PROBLEM TO SOLVE: Using the listing below, please gather every line containing the word "value".

RECORDS:
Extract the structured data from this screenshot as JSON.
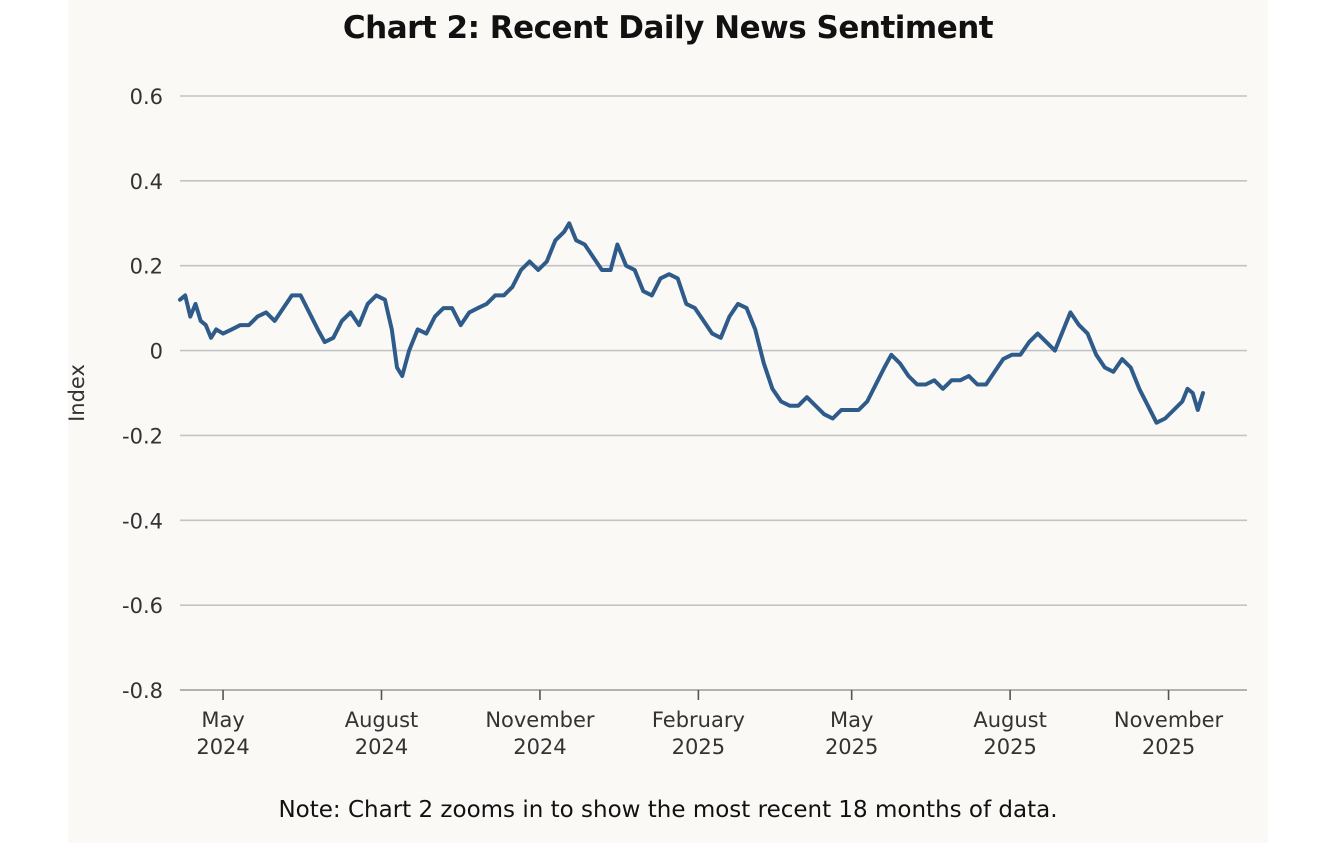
{
  "page": {
    "title": "Chart 2: Recent Daily News Sentiment",
    "note": "Note: Chart 2 zooms in to show the most recent 18 months of data."
  },
  "chart_data": {
    "type": "line",
    "title": "Chart 2: Recent Daily News Sentiment",
    "xlabel": "",
    "ylabel": "Index",
    "ylim": [
      -0.8,
      0.6
    ],
    "xlim": [
      "2024-04-06",
      "2025-11-21"
    ],
    "grid": "horizontal",
    "line_color": "#2f5b8a",
    "y_ticks": [
      {
        "value": 0.6,
        "label": "0.6"
      },
      {
        "value": 0.4,
        "label": "0.4"
      },
      {
        "value": 0.2,
        "label": "0.2"
      },
      {
        "value": 0,
        "label": "0"
      },
      {
        "value": -0.2,
        "label": "-0.2"
      },
      {
        "value": -0.4,
        "label": "-0.4"
      },
      {
        "value": -0.6,
        "label": "-0.6"
      },
      {
        "value": -0.8,
        "label": "-0.8"
      }
    ],
    "x_ticks": [
      {
        "date": "2024-05-01",
        "month": "May",
        "year": "2024"
      },
      {
        "date": "2024-08-01",
        "month": "August",
        "year": "2024"
      },
      {
        "date": "2024-11-01",
        "month": "November",
        "year": "2024"
      },
      {
        "date": "2025-02-01",
        "month": "February",
        "year": "2025"
      },
      {
        "date": "2025-05-01",
        "month": "May",
        "year": "2025"
      },
      {
        "date": "2025-08-01",
        "month": "August",
        "year": "2025"
      },
      {
        "date": "2025-11-01",
        "month": "November",
        "year": "2025"
      }
    ],
    "series": [
      {
        "points": [
          [
            "2024-04-06",
            0.12
          ],
          [
            "2024-04-09",
            0.13
          ],
          [
            "2024-04-12",
            0.08
          ],
          [
            "2024-04-15",
            0.11
          ],
          [
            "2024-04-18",
            0.07
          ],
          [
            "2024-04-21",
            0.06
          ],
          [
            "2024-04-24",
            0.03
          ],
          [
            "2024-04-27",
            0.05
          ],
          [
            "2024-05-01",
            0.04
          ],
          [
            "2024-05-06",
            0.05
          ],
          [
            "2024-05-11",
            0.06
          ],
          [
            "2024-05-16",
            0.06
          ],
          [
            "2024-05-21",
            0.08
          ],
          [
            "2024-05-26",
            0.09
          ],
          [
            "2024-05-31",
            0.07
          ],
          [
            "2024-06-05",
            0.1
          ],
          [
            "2024-06-10",
            0.13
          ],
          [
            "2024-06-15",
            0.13
          ],
          [
            "2024-06-20",
            0.09
          ],
          [
            "2024-06-25",
            0.05
          ],
          [
            "2024-06-29",
            0.02
          ],
          [
            "2024-07-04",
            0.03
          ],
          [
            "2024-07-09",
            0.07
          ],
          [
            "2024-07-14",
            0.09
          ],
          [
            "2024-07-19",
            0.06
          ],
          [
            "2024-07-24",
            0.11
          ],
          [
            "2024-07-29",
            0.13
          ],
          [
            "2024-08-03",
            0.12
          ],
          [
            "2024-08-07",
            0.05
          ],
          [
            "2024-08-10",
            -0.04
          ],
          [
            "2024-08-13",
            -0.06
          ],
          [
            "2024-08-17",
            0.0
          ],
          [
            "2024-08-22",
            0.05
          ],
          [
            "2024-08-27",
            0.04
          ],
          [
            "2024-09-01",
            0.08
          ],
          [
            "2024-09-06",
            0.1
          ],
          [
            "2024-09-11",
            0.1
          ],
          [
            "2024-09-16",
            0.06
          ],
          [
            "2024-09-21",
            0.09
          ],
          [
            "2024-09-26",
            0.1
          ],
          [
            "2024-10-01",
            0.11
          ],
          [
            "2024-10-06",
            0.13
          ],
          [
            "2024-10-11",
            0.13
          ],
          [
            "2024-10-16",
            0.15
          ],
          [
            "2024-10-21",
            0.19
          ],
          [
            "2024-10-26",
            0.21
          ],
          [
            "2024-10-31",
            0.19
          ],
          [
            "2024-11-05",
            0.21
          ],
          [
            "2024-11-10",
            0.26
          ],
          [
            "2024-11-15",
            0.28
          ],
          [
            "2024-11-18",
            0.3
          ],
          [
            "2024-11-22",
            0.26
          ],
          [
            "2024-11-27",
            0.25
          ],
          [
            "2024-12-02",
            0.22
          ],
          [
            "2024-12-07",
            0.19
          ],
          [
            "2024-12-12",
            0.19
          ],
          [
            "2024-12-16",
            0.25
          ],
          [
            "2024-12-21",
            0.2
          ],
          [
            "2024-12-26",
            0.19
          ],
          [
            "2024-12-31",
            0.14
          ],
          [
            "2025-01-05",
            0.13
          ],
          [
            "2025-01-10",
            0.17
          ],
          [
            "2025-01-15",
            0.18
          ],
          [
            "2025-01-20",
            0.17
          ],
          [
            "2025-01-25",
            0.11
          ],
          [
            "2025-01-30",
            0.1
          ],
          [
            "2025-02-04",
            0.07
          ],
          [
            "2025-02-09",
            0.04
          ],
          [
            "2025-02-14",
            0.03
          ],
          [
            "2025-02-19",
            0.08
          ],
          [
            "2025-02-24",
            0.11
          ],
          [
            "2025-03-01",
            0.1
          ],
          [
            "2025-03-06",
            0.05
          ],
          [
            "2025-03-11",
            -0.03
          ],
          [
            "2025-03-16",
            -0.09
          ],
          [
            "2025-03-21",
            -0.12
          ],
          [
            "2025-03-26",
            -0.13
          ],
          [
            "2025-03-31",
            -0.13
          ],
          [
            "2025-04-05",
            -0.11
          ],
          [
            "2025-04-10",
            -0.13
          ],
          [
            "2025-04-15",
            -0.15
          ],
          [
            "2025-04-20",
            -0.16
          ],
          [
            "2025-04-25",
            -0.14
          ],
          [
            "2025-04-30",
            -0.14
          ],
          [
            "2025-05-05",
            -0.14
          ],
          [
            "2025-05-10",
            -0.12
          ],
          [
            "2025-05-15",
            -0.08
          ],
          [
            "2025-05-20",
            -0.04
          ],
          [
            "2025-05-24",
            -0.01
          ],
          [
            "2025-05-29",
            -0.03
          ],
          [
            "2025-06-03",
            -0.06
          ],
          [
            "2025-06-08",
            -0.08
          ],
          [
            "2025-06-13",
            -0.08
          ],
          [
            "2025-06-18",
            -0.07
          ],
          [
            "2025-06-23",
            -0.09
          ],
          [
            "2025-06-28",
            -0.07
          ],
          [
            "2025-07-03",
            -0.07
          ],
          [
            "2025-07-08",
            -0.06
          ],
          [
            "2025-07-13",
            -0.08
          ],
          [
            "2025-07-18",
            -0.08
          ],
          [
            "2025-07-23",
            -0.05
          ],
          [
            "2025-07-28",
            -0.02
          ],
          [
            "2025-08-02",
            -0.01
          ],
          [
            "2025-08-07",
            -0.01
          ],
          [
            "2025-08-12",
            0.02
          ],
          [
            "2025-08-17",
            0.04
          ],
          [
            "2025-08-22",
            0.02
          ],
          [
            "2025-08-27",
            0.0
          ],
          [
            "2025-09-01",
            0.05
          ],
          [
            "2025-09-05",
            0.09
          ],
          [
            "2025-09-10",
            0.06
          ],
          [
            "2025-09-15",
            0.04
          ],
          [
            "2025-09-20",
            -0.01
          ],
          [
            "2025-09-25",
            -0.04
          ],
          [
            "2025-09-30",
            -0.05
          ],
          [
            "2025-10-05",
            -0.02
          ],
          [
            "2025-10-10",
            -0.04
          ],
          [
            "2025-10-15",
            -0.09
          ],
          [
            "2025-10-20",
            -0.13
          ],
          [
            "2025-10-25",
            -0.17
          ],
          [
            "2025-10-30",
            -0.16
          ],
          [
            "2025-11-04",
            -0.14
          ],
          [
            "2025-11-09",
            -0.12
          ],
          [
            "2025-11-12",
            -0.09
          ],
          [
            "2025-11-15",
            -0.1
          ],
          [
            "2025-11-18",
            -0.14
          ],
          [
            "2025-11-21",
            -0.1
          ]
        ]
      }
    ]
  }
}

RESPONSE FOR THIS EXERCISE:
        "value": 0.6,
        "value": 0.4,
        "value": 0.2,
        "value": 0,
        "value": -0.2,
        "value": -0.4,
        "value": -0.6,
        "value": -0.8,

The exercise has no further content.